Passage for review.
Seventeen Months, Tear Free Night Weaning

Dear Daughter,

Seventeen months. Teething. Up every 90 minutes like clockwork wanting to nurse. Nose running. Congested. Feverish. Gentle whispers “Yes, babygirl you want to nurse. We’ll nurse for a minute then you can roll over and try to go back to sleep.” And we nurse. After a little bit I pop you off, you roll over, try to sleep. And often you succeed. Sometimes you hold my finger in a tight little grip. Sometimes you turn your back to me and pull my hand onto your belly. Sometimes you cry out in frustration and pain and roll back towards me. “Okay, not done yet. We’ll nurse a little more. Do you want some water?” Sometimes you’ll take a sip of water. Sometimes you’ll nurse again. But here at seventeen months you’re mostly able to just relax and fall asleep again. You just need to know that if you really need to nurse it’s there. And I need to make sure that I keep that promise to you. If you need to? You can.

This is what night weaning looks like for us right now. Like a step backwards from where we were at 11 months when you slept almost through the night. Like a step forwards in that you’re moving away from needing to nurse to sleep even if you’re waking up more often. (Who wouldn’t wake up with a congested  nose, a cough, and molars so brutal that they’re making your mouth bleed as they come in?)

Talking to you about it is SO important. I talked to you for a few weeks about how you need to nurse and bounce right now, but that as you get bigger you won’t need to anymore and you’ll be able to just roll over and close your eyes and snuggle down and fall asleep. And now I tell you that you can try and see if you’re able to do just that. You understand when I say that we will nurse if you need to nurse. That we are going to pop you off. That you can roll over and snuggle down and fall asleep safe tucked in beside me.

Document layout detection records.

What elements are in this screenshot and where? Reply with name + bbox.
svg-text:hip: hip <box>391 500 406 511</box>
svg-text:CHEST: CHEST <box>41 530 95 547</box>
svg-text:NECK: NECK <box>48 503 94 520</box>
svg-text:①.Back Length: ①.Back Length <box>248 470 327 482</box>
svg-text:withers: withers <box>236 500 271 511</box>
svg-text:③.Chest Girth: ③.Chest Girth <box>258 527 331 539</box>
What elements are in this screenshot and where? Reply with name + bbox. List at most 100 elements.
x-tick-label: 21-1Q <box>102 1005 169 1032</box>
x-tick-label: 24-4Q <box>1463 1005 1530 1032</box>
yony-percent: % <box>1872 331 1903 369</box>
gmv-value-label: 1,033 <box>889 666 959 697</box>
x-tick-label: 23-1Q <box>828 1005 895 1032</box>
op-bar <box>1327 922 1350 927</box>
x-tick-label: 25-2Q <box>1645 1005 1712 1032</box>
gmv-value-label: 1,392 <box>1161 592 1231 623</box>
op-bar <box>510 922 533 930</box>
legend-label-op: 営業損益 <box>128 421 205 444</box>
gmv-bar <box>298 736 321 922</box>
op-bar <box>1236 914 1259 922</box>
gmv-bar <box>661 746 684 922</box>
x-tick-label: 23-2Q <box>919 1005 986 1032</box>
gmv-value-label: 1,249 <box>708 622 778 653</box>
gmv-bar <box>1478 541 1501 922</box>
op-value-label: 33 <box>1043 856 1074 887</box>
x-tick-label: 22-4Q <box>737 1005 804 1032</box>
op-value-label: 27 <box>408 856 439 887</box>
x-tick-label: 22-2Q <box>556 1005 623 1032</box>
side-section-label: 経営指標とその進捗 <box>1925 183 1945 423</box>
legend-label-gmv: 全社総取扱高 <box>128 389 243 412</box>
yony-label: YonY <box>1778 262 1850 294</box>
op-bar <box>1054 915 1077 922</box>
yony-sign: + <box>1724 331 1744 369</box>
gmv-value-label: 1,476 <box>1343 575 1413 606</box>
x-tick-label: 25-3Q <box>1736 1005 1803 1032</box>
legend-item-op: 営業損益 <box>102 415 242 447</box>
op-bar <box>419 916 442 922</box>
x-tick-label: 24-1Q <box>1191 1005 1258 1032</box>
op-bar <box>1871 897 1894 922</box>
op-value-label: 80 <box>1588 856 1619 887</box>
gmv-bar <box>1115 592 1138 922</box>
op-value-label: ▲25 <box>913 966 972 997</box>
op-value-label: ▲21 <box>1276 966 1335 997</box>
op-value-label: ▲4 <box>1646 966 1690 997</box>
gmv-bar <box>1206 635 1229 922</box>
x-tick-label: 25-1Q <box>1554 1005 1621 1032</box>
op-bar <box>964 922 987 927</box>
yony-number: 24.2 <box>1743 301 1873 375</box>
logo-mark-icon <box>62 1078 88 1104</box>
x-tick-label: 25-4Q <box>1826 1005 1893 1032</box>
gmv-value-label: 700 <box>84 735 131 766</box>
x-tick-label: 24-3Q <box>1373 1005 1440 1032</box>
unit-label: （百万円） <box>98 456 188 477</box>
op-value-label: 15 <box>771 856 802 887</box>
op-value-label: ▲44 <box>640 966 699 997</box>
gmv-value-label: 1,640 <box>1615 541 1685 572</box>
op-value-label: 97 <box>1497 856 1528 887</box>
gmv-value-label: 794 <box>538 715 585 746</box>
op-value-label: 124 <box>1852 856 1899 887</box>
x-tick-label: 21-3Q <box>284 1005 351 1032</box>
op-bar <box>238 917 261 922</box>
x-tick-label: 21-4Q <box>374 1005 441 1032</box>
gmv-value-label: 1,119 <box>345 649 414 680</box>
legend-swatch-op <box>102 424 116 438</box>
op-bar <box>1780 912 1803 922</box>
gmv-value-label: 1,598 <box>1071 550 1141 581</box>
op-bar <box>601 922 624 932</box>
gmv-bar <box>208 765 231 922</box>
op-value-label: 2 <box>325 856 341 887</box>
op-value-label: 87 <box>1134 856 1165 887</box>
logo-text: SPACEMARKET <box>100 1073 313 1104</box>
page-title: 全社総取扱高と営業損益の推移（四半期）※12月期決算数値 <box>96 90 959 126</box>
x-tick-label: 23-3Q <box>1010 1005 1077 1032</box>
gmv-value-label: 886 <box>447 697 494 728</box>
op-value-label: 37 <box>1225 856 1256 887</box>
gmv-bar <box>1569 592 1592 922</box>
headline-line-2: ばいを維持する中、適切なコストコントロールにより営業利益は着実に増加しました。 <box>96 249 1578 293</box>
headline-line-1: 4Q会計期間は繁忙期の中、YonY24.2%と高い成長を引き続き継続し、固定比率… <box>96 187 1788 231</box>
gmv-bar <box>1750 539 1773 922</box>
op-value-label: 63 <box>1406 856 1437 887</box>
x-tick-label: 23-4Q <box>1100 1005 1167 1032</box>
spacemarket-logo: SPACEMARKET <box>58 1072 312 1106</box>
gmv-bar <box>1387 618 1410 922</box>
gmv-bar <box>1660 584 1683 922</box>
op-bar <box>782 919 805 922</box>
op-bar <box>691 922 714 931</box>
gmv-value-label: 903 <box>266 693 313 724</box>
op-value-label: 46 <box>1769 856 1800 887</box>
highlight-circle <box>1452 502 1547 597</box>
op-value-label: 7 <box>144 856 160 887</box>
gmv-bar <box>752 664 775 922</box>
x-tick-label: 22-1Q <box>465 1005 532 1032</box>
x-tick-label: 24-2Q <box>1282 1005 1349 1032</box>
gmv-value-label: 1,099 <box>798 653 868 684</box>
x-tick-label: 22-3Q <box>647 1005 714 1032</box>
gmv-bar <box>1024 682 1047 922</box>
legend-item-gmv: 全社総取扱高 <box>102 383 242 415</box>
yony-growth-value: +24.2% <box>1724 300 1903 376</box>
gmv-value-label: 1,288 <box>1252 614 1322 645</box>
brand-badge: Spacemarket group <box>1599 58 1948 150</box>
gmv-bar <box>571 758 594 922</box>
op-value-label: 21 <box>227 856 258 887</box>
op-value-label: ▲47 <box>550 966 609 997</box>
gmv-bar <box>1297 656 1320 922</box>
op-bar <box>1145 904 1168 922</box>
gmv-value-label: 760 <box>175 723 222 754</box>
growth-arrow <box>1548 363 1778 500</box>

Assignment 1. Do the following statements agree with the night-weaning letter? (a) At 11 months the daughter slept almost through the night. (b) The daughter wakes about every two hours wanting to nurse. (c) The parent talked to the daughter about it for a few months. Answer each with yes or no and quote the deciding words.
Assignment 2. Can you rewrite the paragraph of the night-weaning letter that begins "This is what night weaning looks like" more briefly, keeping its main facts?
Assignment 3. Pick up the night-weaning letter after its last sentence and continue it.
These records were taken from a different source than the night-weaning letter.

Task answer 1.
(a) Yes: "where we were at 11 months when you slept almost through the night."
(b) No: "Up every 90 minutes like clockwork wanting to nurse."
(c) No: "I talked to you for a few weeks"

Task answer 2. Night weaning right now feels like a step backwards from 11 months, when the daughter slept almost through the night. It is also a step forwards: she is moving away from needing to nurse to sleep, even though she wakes more often. That waking is understandable given her congested nose, her cough, and molars so brutal that they make her mouth bleed as they come in.

Task answer 3.
If I didn’t use my words and tell you what we were doing you’d just feel pushed away. You can’t read my mind. And if I tried this before you were able to understand then the effect would be just that. Pushing you away. If your daddy pushed me away wordlessly when I was trying to snuggle then I would feel rejected. If he spoke to me calmly and just said he was really tired, then it would feel very different.

We are taught to control children, to wordlessly wield magical power over them where they can guess exactly what we want and need. We are taught to train them up using conditioning techniques used for the training of pets and circus animals. To be strong, to push through, to out-stubborn.

You have a cold, a stuffy nose, your molars are ripping through your gums leaving them bloody and sore. Of course you are waking up. Of course you want help soothing back to sleep.

I understand this. So I will not try and train you. I will not simply say “no” and listen to your screams while I tough it out.

I’ll try this instead. Whispering in a gentle voice full of love. And if you’re not quite ready yet, that’s okay. Learning doesn’t look like leaping suddenly from a cliff, or slamming on the brakes.

It looks like slow and peaceful stretching.

It looks like you last night in the darkness. Like one minute of nursing before you rolled away from me with your tiny hand wrapped tightly around my finger. It looks like the five minutes passing as your hand slowly fell away and you went to sleep nestled up to my side.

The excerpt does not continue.